### Source information ###

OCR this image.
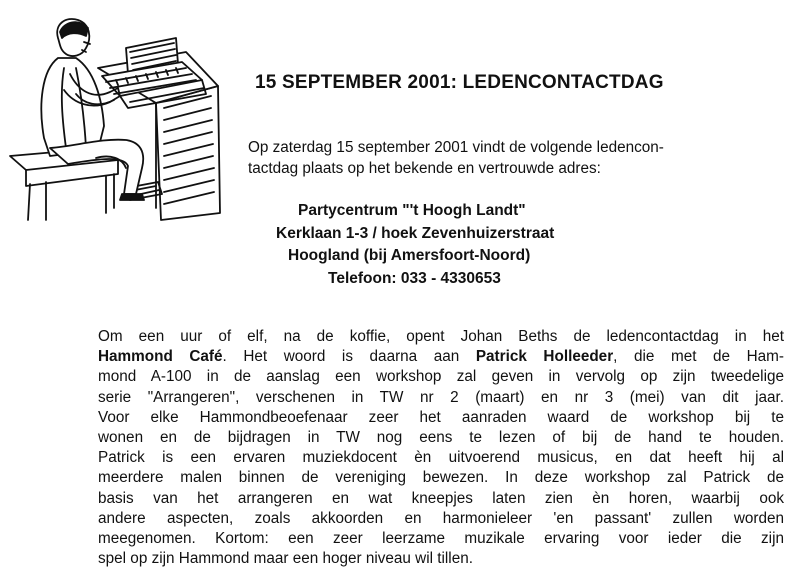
15 SEPTEMBER 2001: LEDENCONTACTDAG

Op zaterdag 15 september 2001 vindt de volgende ledencon-
tactdag plaats op het bekende en vertrouwde adres:

Partycentrum "'t Hoogh Landt"
Kerklaan 1-3 / hoek Zevenhuizerstraat
Hoogland (bij Amersfoort-Noord)
Telefoon: 033 - 4330653
Om een uur of elf, na de koffie, opent Johan Beths de ledencontactdag in het
Hammond Café. Het woord is daarna aan Patrick Holleeder, die met de Ham-
mond A-100 in de aanslag een workshop zal geven in vervolg op zijn tweedelige
serie "Arrangeren", verschenen in TW nr 2 (maart) en nr 3 (mei) van dit jaar.
Voor elke Hammondbeoefenaar zeer het aanraden waard de workshop bij te
wonen en de bijdragen in TW nog eens te lezen of bij de hand te houden.
Patrick is een ervaren muziekdocent èn uitvoerend musicus, en dat heeft hij al
meerdere malen binnen de vereniging bewezen. In deze workshop zal Patrick de
basis van het arrangeren en wat kneepjes laten zien èn horen, waarbij ook
andere aspecten, zoals akkoorden en harmonieleer 'en passant' zullen worden
meegenomen. Kortom: een zeer leerzame muzikale ervaring voor ieder die zijn
spel op zijn Hammond maar een hoger niveau wil tillen.
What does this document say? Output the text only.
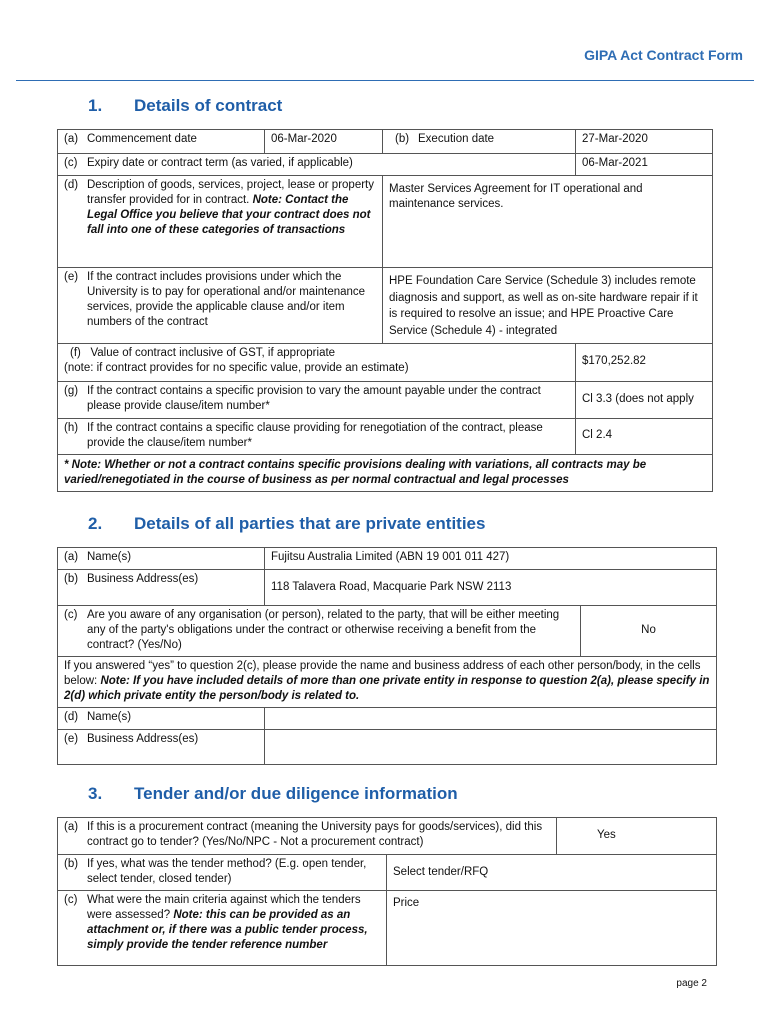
GIPA Act Contract Form
1. Details of contract
(a) Commencement date	06-Mar-2020	(b) Execution date	27-Mar-2020

(c) Expiry date or contract term (as varied, if applicable)			06-Mar-2021

(d) Description of goods, services, project, lease or property transfer provided for in contract. Note: Contact the Legal Office you believe that your contract does not fall into one of these categories of transactions		Master Services Agreement for IT operational and maintenance services.	

(e) If the contract includes provisions under which the University is to pay for operational and/or maintenance services, provide the applicable clause and/or item numbers of the contract		HPE Foundation Care Service (Schedule 3) includes remote diagnosis and support, as well as on-site hardware repair if it is required to resolve an issue; and HPE Proactive Care Service (Schedule 4) - integrated	

(f) Value of contract inclusive of GST, if appropriate
(note: if contract provides for no specific value, provide an estimate)			$170,252.82

(g) If the contract contains a specific provision to vary the amount payable under the contract please provide clause/item number*			Cl 3.3 (does not apply

(h) If the contract contains a specific clause providing for renegotiation of the contract, please provide the clause/item number*			Cl 2.4
* Note: Whether or not a contract contains specific provisions dealing with variations, all contracts may be varied/renegotiated in the course of business as per normal contractual and legal processes			
2. Details of all parties that are private entities
(a) Name(s)	Fujitsu Australia Limited (ABN 19 001 011 427)	

(b) Business Address(es)	118 Talavera Road, Macquarie Park NSW 2113	

(c) Are you aware of any organisation (or person), related to the party, that will be either meeting any of the party's obligations under the contract or otherwise receiving a benefit from the contract? (Yes/No)		No
If you answered “yes” to question 2(c), please provide the name and business address of each other person/body, in the cells below: Note: If you have included details of more than one private entity in response to question 2(a), please specify in 2(d) which private entity the person/body is related to.		

(d) Name(s)		

(e) Business Address(es)		

3. Tender and/or due diligence information
(a) If this is a procurement contract (meaning the University pays for goods/services), did this contract go to tender? (Yes/No/NPC - Not a procurement contract)		Yes

(b) If yes, what was the tender method? (E.g. open tender, select tender, closed tender)	Select tender/RFQ	

(c) What were the main criteria against which the tenders were assessed? Note: this can be provided as an attachment or, if there was a public tender process, simply provide the tender reference number	Price	
page 2
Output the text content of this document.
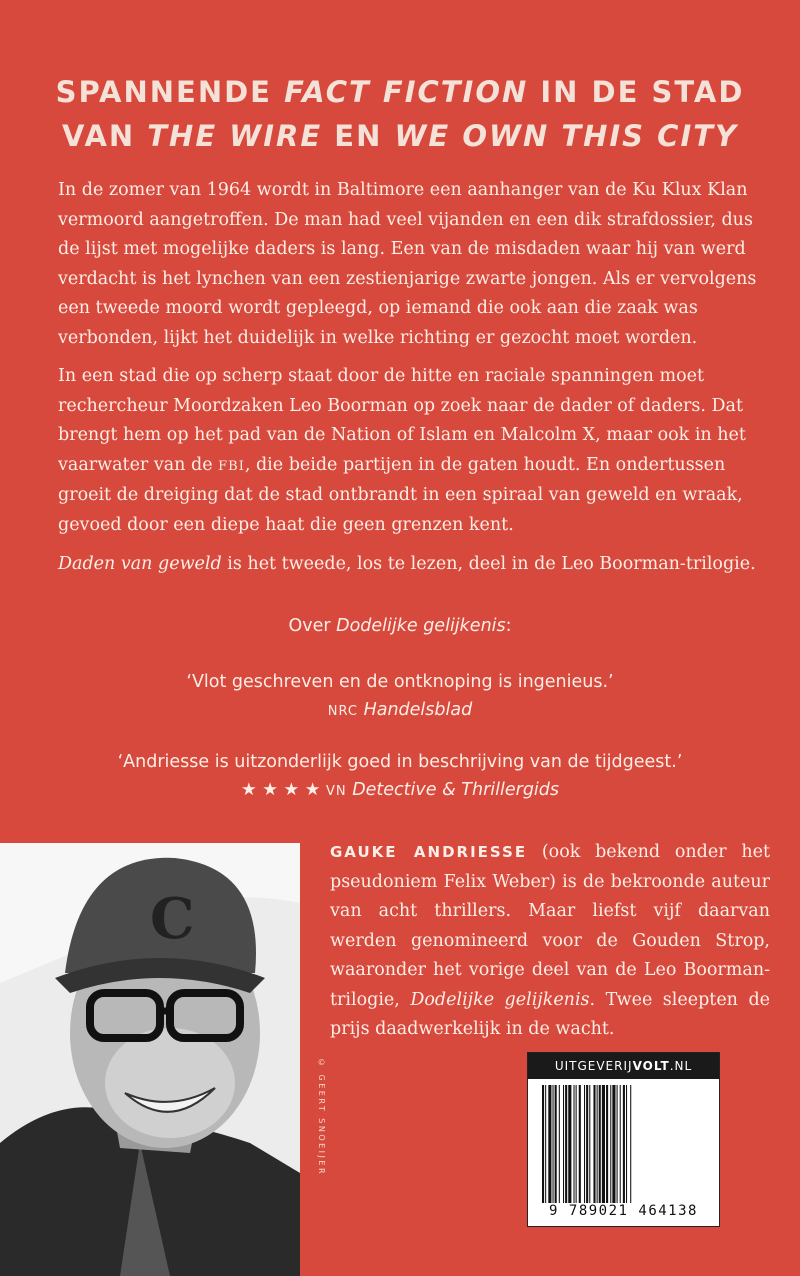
SPANNENDE FACT FICTION IN DE STAD
VAN THE WIRE EN WE OWN THIS CITY
In de zomer van 1964 wordt in Baltimore een aanhanger van de Ku Klux Klan vermoord aangetroffen. De man had veel vijanden en een dik strafdossier, dus de lijst met mogelijke daders is lang. Een van de misdaden waar hij van werd verdacht is het lynchen van een zestienjarige zwarte jongen. Als er vervolgens een tweede moord wordt gepleegd, op iemand die ook aan die zaak was verbonden, lijkt het duidelijk in welke richting er gezocht moet worden.
In een stad die op scherp staat door de hitte en raciale spanningen moet rechercheur Moordzaken Leo Boorman op zoek naar de dader of daders. Dat brengt hem op het pad van de Nation of Islam en Malcolm X, maar ook in het vaarwater van de FBI, die beide partijen in de gaten houdt. En ondertussen groeit de dreiging dat de stad ontbrandt in een spiraal van geweld en wraak, gevoed door een diepe haat die geen grenzen kent.
Daden van geweld is het tweede, los te lezen, deel in de Leo Boorman-trilogie.
Over Dodelijke gelijkenis:
‘Vlot geschreven en de ontknoping is ingenieus.’
NRC Handelsblad
‘Andriesse is uitzonderlijk goed in beschrijving van de tijdgeest.’
★ ★ ★ ★ VN Detective & Thrillergids
C
© GEERT SNOEIJER
GAUKE ANDRIESSE (ook bekend onder het pseudoniem Felix Weber) is de bekroonde auteur van acht thrillers. Maar liefst vijf daarvan werden genomineerd voor de Gouden Strop, waaronder het vorige deel van de Leo Boorman-trilogie, Dodelijke gelijkenis. Twee sleepten de prijs daadwerkelijk in de wacht.
UITGEVERIJVOLT.NL
9 789021 464138
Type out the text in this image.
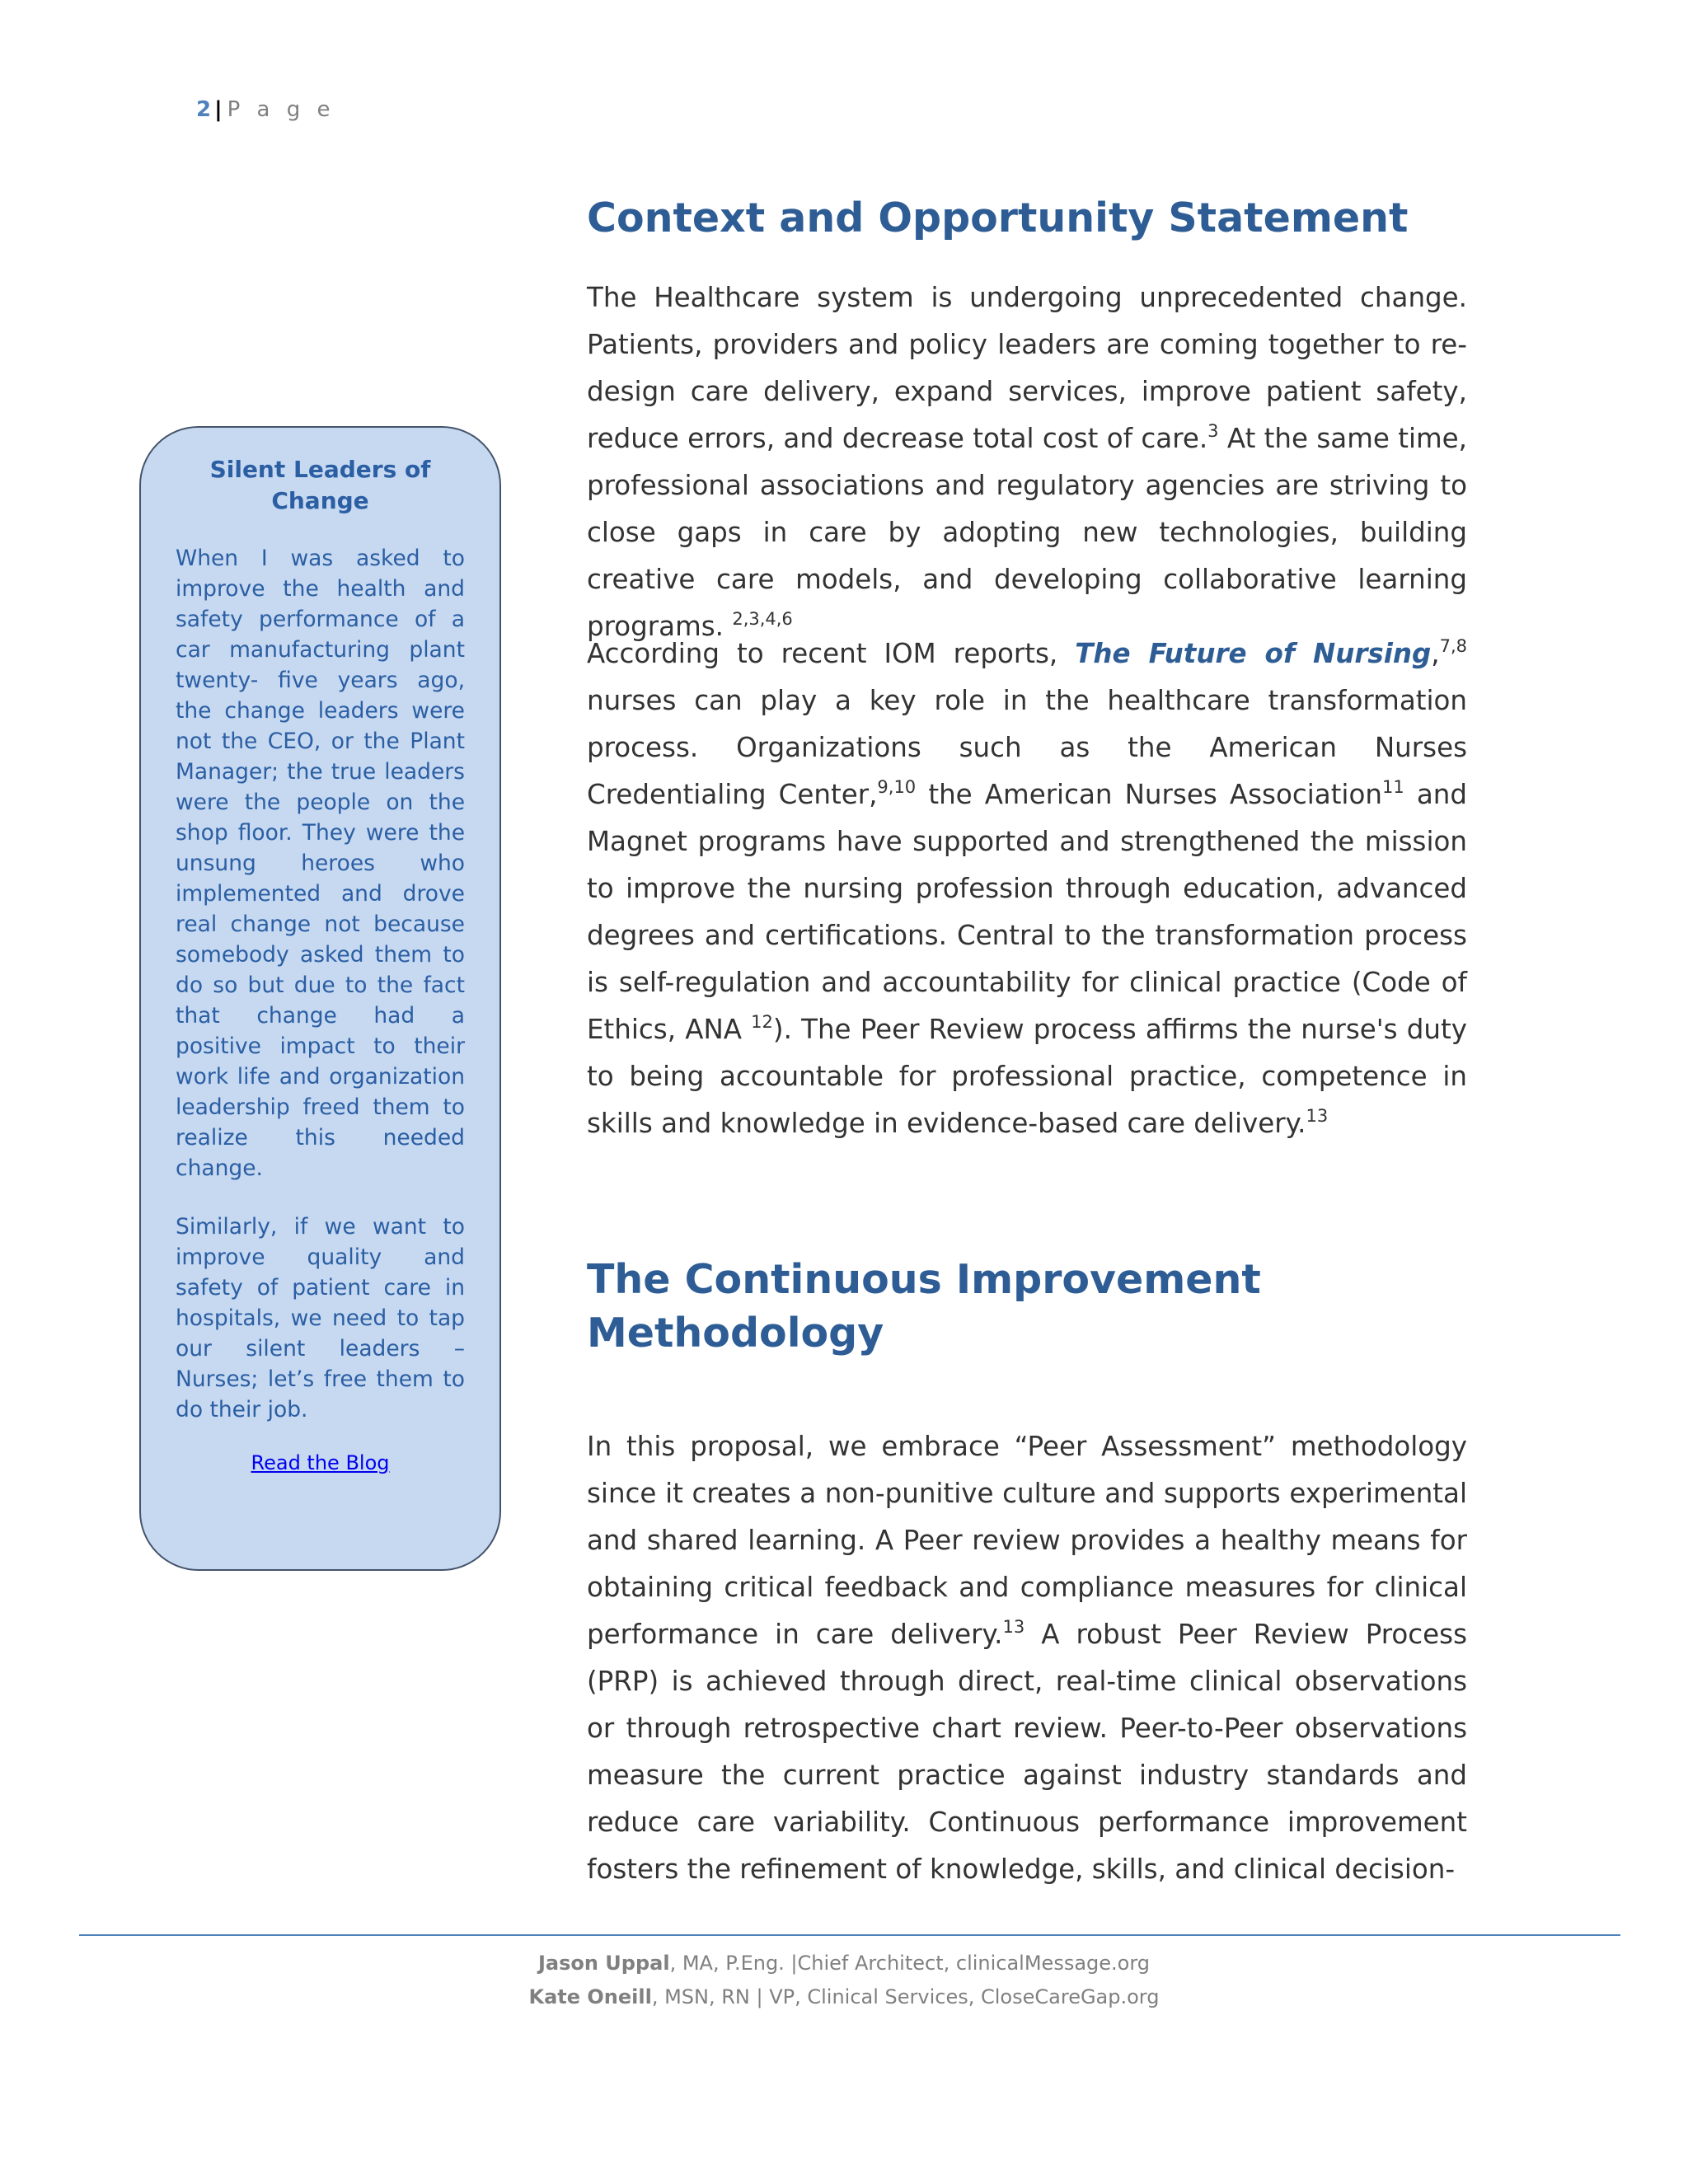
2 | P a g e
Silent Leaders of Change

When I was asked to improve the health and safety performance of a car manufacturing plant twenty- five years ago, the change leaders were not the CEO, or the Plant Manager; the true leaders were the people on the shop floor. They were the unsung heroes who implemented and drove real change not because somebody asked them to do so but due to the fact that change had a positive impact to their work life and organization leadership freed them to realize this needed change.

Similarly, if we want to improve quality and safety of patient care in hospitals, we need to tap our silent leaders – Nurses; let’s free them to do their job.

Read the Blog
Context and Opportunity Statement

The Healthcare system is undergoing unprecedented change. Patients, providers and policy leaders are coming together to re-design care delivery, expand services, improve patient safety, reduce errors, and decrease total cost of care.$^3$ At the same time, professional associations and regulatory agencies are striving to close gaps in care by adopting new technologies, building creative care models, and developing collaborative learning programs. $^{2,3,4,6}$

According to recent IOM reports, The Future of Nursing,$^{7,8}$ nurses can play a key role in the healthcare transformation process. Organizations such as the American Nurses Credentialing Center,$^{9,10}$ the American Nurses Association$^{11}$ and Magnet programs have supported and strengthened the mission to improve the nursing profession through education, advanced degrees and certifications. Central to the transformation process is self-regulation and accountability for clinical practice (Code of Ethics, ANA $^{12}$). The Peer Review process affirms the nurse's duty to being accountable for professional practice, competence in skills and knowledge in evidence-based care delivery.$^{13}$

The Continuous Improvement
Methodology

In this proposal, we embrace “Peer Assessment” methodology since it creates a non-punitive culture and supports experimental and shared learning. A Peer review provides a healthy means for obtaining critical feedback and compliance measures for clinical performance in care delivery.$^{13}$ A robust Peer Review Process (PRP) is achieved through direct, real-time clinical observations or through retrospective chart review. Peer-to-Peer observations measure the current practice against industry standards and reduce care variability. Continuous performance improvement fosters the refinement of knowledge, skills, and clinical decision-

Jason Uppal, MA, P.Eng. |Chief Architect, clinicalMessage.org
Kate Oneill, MSN, RN | VP, Clinical Services, CloseCareGap.org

###

* _Exercise instructions_
Using the records above, copy every line that has the word "trilogie" in it.

* _Task response_
Daden van geweld is het tweede, los te lezen, deel in de Leo Boorman-trilogie.
GAUKE ANDRIESSE (ook bekend onder het pseudoniem Felix Weber) is de bekroonde auteur van acht thrillers. Maar liefst vijf daarvan werden genomineerd voor de Gouden Strop, waaronder het vorige deel van de Leo Boorman-trilogie, Dodelijke gelijkenis. Twee sleepten de prijs daadwerkelijk in de wacht.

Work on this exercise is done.